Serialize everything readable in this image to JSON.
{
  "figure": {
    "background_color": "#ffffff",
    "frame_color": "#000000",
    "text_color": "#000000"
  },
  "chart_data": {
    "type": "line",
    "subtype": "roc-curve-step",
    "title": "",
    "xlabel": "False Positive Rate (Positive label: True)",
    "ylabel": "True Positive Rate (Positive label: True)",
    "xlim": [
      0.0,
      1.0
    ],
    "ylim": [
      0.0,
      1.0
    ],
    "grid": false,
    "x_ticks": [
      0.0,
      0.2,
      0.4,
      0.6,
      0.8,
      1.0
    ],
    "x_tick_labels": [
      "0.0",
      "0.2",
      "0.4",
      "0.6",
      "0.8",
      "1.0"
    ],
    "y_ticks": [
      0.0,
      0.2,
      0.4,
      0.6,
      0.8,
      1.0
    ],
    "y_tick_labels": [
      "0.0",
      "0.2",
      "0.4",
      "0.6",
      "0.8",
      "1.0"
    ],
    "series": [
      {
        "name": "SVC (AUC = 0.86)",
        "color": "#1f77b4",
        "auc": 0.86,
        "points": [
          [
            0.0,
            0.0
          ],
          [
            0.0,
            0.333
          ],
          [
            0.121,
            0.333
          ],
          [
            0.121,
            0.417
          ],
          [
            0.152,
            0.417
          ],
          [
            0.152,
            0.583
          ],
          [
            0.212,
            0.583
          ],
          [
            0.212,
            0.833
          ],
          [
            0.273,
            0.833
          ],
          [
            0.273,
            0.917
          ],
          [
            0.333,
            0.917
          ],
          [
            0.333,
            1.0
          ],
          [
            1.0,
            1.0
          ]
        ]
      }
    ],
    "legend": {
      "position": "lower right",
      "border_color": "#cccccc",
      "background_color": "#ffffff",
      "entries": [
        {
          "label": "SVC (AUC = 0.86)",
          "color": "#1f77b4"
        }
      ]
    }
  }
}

* * * * * * *

- **Goal of the exercise**: Write out all of the records once more, exactly.

- **Correct output**:
Serialize everything readable in this image to JSON.
{
  "figure": {
    "background_color": "#ffffff",
    "frame_color": "#000000",
    "text_color": "#000000"
  },
  "chart_data": {
    "type": "line",
    "subtype": "roc-curve-step",
    "title": "",
    "xlabel": "False Positive Rate (Positive label: True)",
    "ylabel": "True Positive Rate (Positive label: True)",
    "xlim": [
      0.0,
      1.0
    ],
    "ylim": [
      0.0,
      1.0
    ],
    "grid": false,
    "x_ticks": [
      0.0,
      0.2,
      0.4,
      0.6,
      0.8,
      1.0
    ],
    "x_tick_labels": [
      "0.0",
      "0.2",
      "0.4",
      "0.6",
      "0.8",
      "1.0"
    ],
    "y_ticks": [
      0.0,
      0.2,
      0.4,
      0.6,
      0.8,
      1.0
    ],
    "y_tick_labels": [
      "0.0",
      "0.2",
      "0.4",
      "0.6",
      "0.8",
      "1.0"
    ],
    "series": [
      {
        "name": "SVC (AUC = 0.86)",
        "color": "#1f77b4",
        "auc": 0.86,
        "points": [
          [
            0.0,
            0.0
          ],
          [
            0.0,
            0.333
          ],
          [
            0.121,
            0.333
          ],
          [
            0.121,
            0.417
          ],
          [
            0.152,
            0.417
          ],
          [
            0.152,
            0.583
          ],
          [
            0.212,
            0.583
          ],
          [
            0.212,
            0.833
          ],
          [
            0.273,
            0.833
          ],
          [
            0.273,
            0.917
          ],
          [
            0.333,
            0.917
          ],
          [
            0.333,
            1.0
          ],
          [
            1.0,
            1.0
          ]
        ]
      }
    ],
    "legend": {
      "position": "lower right",
      "border_color": "#cccccc",
      "background_color": "#ffffff",
      "entries": [
        {
          "label": "SVC (AUC = 0.86)",
          "color": "#1f77b4"
        }
      ]
    }
  }
}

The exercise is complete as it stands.